Recorded data:
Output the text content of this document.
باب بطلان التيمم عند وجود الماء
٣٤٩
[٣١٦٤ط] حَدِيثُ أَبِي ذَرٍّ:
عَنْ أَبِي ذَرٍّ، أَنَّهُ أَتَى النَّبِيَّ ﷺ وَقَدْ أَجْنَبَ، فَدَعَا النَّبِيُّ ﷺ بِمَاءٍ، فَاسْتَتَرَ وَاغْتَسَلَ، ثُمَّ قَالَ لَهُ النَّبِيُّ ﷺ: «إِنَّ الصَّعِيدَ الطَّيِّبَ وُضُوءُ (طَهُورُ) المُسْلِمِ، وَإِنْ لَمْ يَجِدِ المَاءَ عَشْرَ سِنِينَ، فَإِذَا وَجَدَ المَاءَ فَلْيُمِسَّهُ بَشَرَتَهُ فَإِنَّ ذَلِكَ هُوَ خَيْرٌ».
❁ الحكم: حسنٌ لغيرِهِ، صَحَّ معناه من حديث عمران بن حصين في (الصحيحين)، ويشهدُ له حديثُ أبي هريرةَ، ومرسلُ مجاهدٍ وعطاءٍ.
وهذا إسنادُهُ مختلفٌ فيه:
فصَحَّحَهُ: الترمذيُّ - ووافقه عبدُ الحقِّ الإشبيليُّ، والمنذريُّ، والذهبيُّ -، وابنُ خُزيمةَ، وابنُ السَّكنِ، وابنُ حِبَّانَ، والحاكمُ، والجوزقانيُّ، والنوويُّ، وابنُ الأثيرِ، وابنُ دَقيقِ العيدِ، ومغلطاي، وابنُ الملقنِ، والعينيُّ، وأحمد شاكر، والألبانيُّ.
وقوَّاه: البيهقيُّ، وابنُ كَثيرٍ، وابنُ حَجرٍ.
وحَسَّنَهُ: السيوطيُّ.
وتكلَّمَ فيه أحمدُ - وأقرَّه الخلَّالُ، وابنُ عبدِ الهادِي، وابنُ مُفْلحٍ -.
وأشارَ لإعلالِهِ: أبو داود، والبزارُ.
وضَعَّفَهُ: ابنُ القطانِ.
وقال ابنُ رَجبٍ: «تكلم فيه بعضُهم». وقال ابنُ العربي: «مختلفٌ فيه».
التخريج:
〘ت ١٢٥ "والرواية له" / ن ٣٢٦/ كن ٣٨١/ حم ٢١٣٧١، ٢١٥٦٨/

▶ [What is expected]: Transcribe each record exactly. Leave nothing out.

▶ [Solution to the problem]:
Output the text content of this document.
باب بطلان التيمم عند وجود الماء
٣٤٩
[٣١٦٤ط] حَدِيثُ أَبِي ذَرٍّ:
عَنْ أَبِي ذَرٍّ، أَنَّهُ أَتَى النَّبِيَّ ﷺ وَقَدْ أَجْنَبَ، فَدَعَا النَّبِيُّ ﷺ بِمَاءٍ، فَاسْتَتَرَ وَاغْتَسَلَ، ثُمَّ قَالَ لَهُ النَّبِيُّ ﷺ: «إِنَّ الصَّعِيدَ الطَّيِّبَ وُضُوءُ (طَهُورُ) المُسْلِمِ، وَإِنْ لَمْ يَجِدِ المَاءَ عَشْرَ سِنِينَ، فَإِذَا وَجَدَ المَاءَ فَلْيُمِسَّهُ بَشَرَتَهُ فَإِنَّ ذَلِكَ هُوَ خَيْرٌ».
❁ الحكم: حسنٌ لغيرِهِ، صَحَّ معناه من حديث عمران بن حصين في (الصحيحين)، ويشهدُ له حديثُ أبي هريرةَ، ومرسلُ مجاهدٍ وعطاءٍ.
وهذا إسنادُهُ مختلفٌ فيه:
فصَحَّحَهُ: الترمذيُّ - ووافقه عبدُ الحقِّ الإشبيليُّ، والمنذريُّ، والذهبيُّ -، وابنُ خُزيمةَ، وابنُ السَّكنِ، وابنُ حِبَّانَ، والحاكمُ، والجوزقانيُّ، والنوويُّ، وابنُ الأثيرِ، وابنُ دَقيقِ العيدِ، ومغلطاي، وابنُ الملقنِ، والعينيُّ، وأحمد شاكر، والألبانيُّ.
وقوَّاه: البيهقيُّ، وابنُ كَثيرٍ، وابنُ حَجرٍ.
وحَسَّنَهُ: السيوطيُّ.
وتكلَّمَ فيه أحمدُ - وأقرَّه الخلَّالُ، وابنُ عبدِ الهادِي، وابنُ مُفْلحٍ -.
وأشارَ لإعلالِهِ: أبو داود، والبزارُ.
وضَعَّفَهُ: ابنُ القطانِ.
وقال ابنُ رَجبٍ: «تكلم فيه بعضُهم». وقال ابنُ العربي: «مختلفٌ فيه».
التخريج:
〘ت ١٢٥ "والرواية له" / ن ٣٢٦/ كن ٣٨١/ حم ٢١٣٧١، ٢١٥٦٨/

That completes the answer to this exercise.